→ Directive
Repeat the material below word for word and leave out all pictures.

→ Listed entries
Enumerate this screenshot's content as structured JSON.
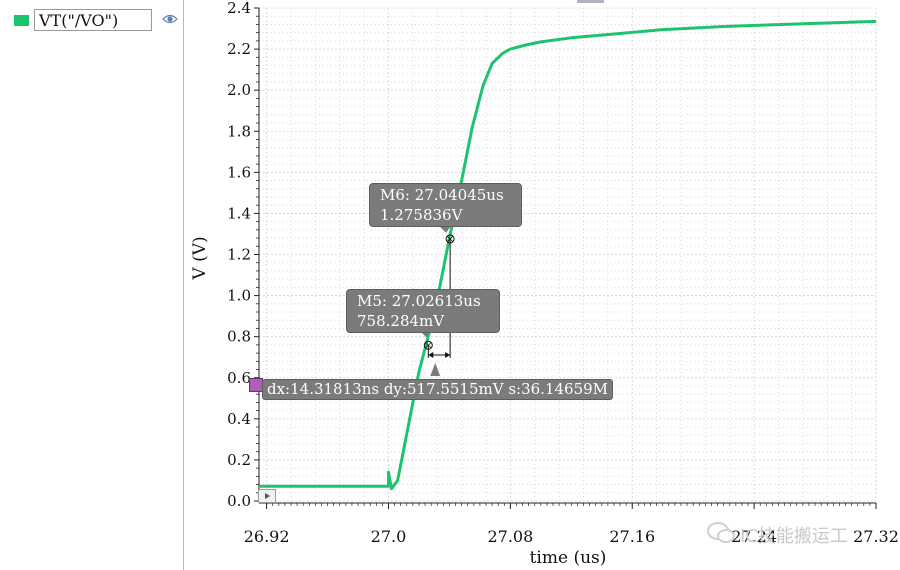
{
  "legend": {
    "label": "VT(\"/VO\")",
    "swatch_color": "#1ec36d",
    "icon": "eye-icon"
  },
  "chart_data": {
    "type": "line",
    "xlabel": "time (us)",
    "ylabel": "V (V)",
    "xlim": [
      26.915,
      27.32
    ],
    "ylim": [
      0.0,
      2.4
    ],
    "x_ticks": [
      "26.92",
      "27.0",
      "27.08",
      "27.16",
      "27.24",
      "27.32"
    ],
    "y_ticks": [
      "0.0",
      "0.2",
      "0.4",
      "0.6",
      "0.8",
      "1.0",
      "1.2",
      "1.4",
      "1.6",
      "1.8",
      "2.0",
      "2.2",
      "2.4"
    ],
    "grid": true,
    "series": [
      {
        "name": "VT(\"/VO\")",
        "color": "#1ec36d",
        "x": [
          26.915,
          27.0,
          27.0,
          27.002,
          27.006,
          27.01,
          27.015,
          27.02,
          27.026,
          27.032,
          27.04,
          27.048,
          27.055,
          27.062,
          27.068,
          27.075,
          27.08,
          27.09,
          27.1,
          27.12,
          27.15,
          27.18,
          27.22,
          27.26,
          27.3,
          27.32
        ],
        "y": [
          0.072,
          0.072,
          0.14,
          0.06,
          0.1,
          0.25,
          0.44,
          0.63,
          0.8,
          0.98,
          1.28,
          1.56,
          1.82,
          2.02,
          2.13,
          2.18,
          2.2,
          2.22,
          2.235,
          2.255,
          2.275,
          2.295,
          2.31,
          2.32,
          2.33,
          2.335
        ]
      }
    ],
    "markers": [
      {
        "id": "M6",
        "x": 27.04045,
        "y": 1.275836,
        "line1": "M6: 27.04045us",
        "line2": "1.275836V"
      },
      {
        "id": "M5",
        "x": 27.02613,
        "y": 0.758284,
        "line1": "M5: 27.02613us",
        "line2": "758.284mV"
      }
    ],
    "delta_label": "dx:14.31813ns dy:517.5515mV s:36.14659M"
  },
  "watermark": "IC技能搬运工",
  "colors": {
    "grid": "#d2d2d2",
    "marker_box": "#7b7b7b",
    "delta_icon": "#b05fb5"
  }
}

→ Complete output
Enumerate this screenshot's content as structured JSON.
{
  "legend": {
    "label": "VT(\"/VO\")",
    "swatch_color": "#1ec36d",
    "icon": "eye-icon"
  },
  "chart_data": {
    "type": "line",
    "xlabel": "time (us)",
    "ylabel": "V (V)",
    "xlim": [
      26.915,
      27.32
    ],
    "ylim": [
      0.0,
      2.4
    ],
    "x_ticks": [
      "26.92",
      "27.0",
      "27.08",
      "27.16",
      "27.24",
      "27.32"
    ],
    "y_ticks": [
      "0.0",
      "0.2",
      "0.4",
      "0.6",
      "0.8",
      "1.0",
      "1.2",
      "1.4",
      "1.6",
      "1.8",
      "2.0",
      "2.2",
      "2.4"
    ],
    "grid": true,
    "series": [
      {
        "name": "VT(\"/VO\")",
        "color": "#1ec36d",
        "x": [
          26.915,
          27.0,
          27.0,
          27.002,
          27.006,
          27.01,
          27.015,
          27.02,
          27.026,
          27.032,
          27.04,
          27.048,
          27.055,
          27.062,
          27.068,
          27.075,
          27.08,
          27.09,
          27.1,
          27.12,
          27.15,
          27.18,
          27.22,
          27.26,
          27.3,
          27.32
        ],
        "y": [
          0.072,
          0.072,
          0.14,
          0.06,
          0.1,
          0.25,
          0.44,
          0.63,
          0.8,
          0.98,
          1.28,
          1.56,
          1.82,
          2.02,
          2.13,
          2.18,
          2.2,
          2.22,
          2.235,
          2.255,
          2.275,
          2.295,
          2.31,
          2.32,
          2.33,
          2.335
        ]
      }
    ],
    "markers": [
      {
        "id": "M6",
        "x": 27.04045,
        "y": 1.275836,
        "line1": "M6: 27.04045us",
        "line2": "1.275836V"
      },
      {
        "id": "M5",
        "x": 27.02613,
        "y": 0.758284,
        "line1": "M5: 27.02613us",
        "line2": "758.284mV"
      }
    ],
    "delta_label": "dx:14.31813ns dy:517.5515mV s:36.14659M"
  },
  "watermark": "IC技能搬运工",
  "colors": {
    "grid": "#d2d2d2",
    "marker_box": "#7b7b7b",
    "delta_icon": "#b05fb5"
  }
}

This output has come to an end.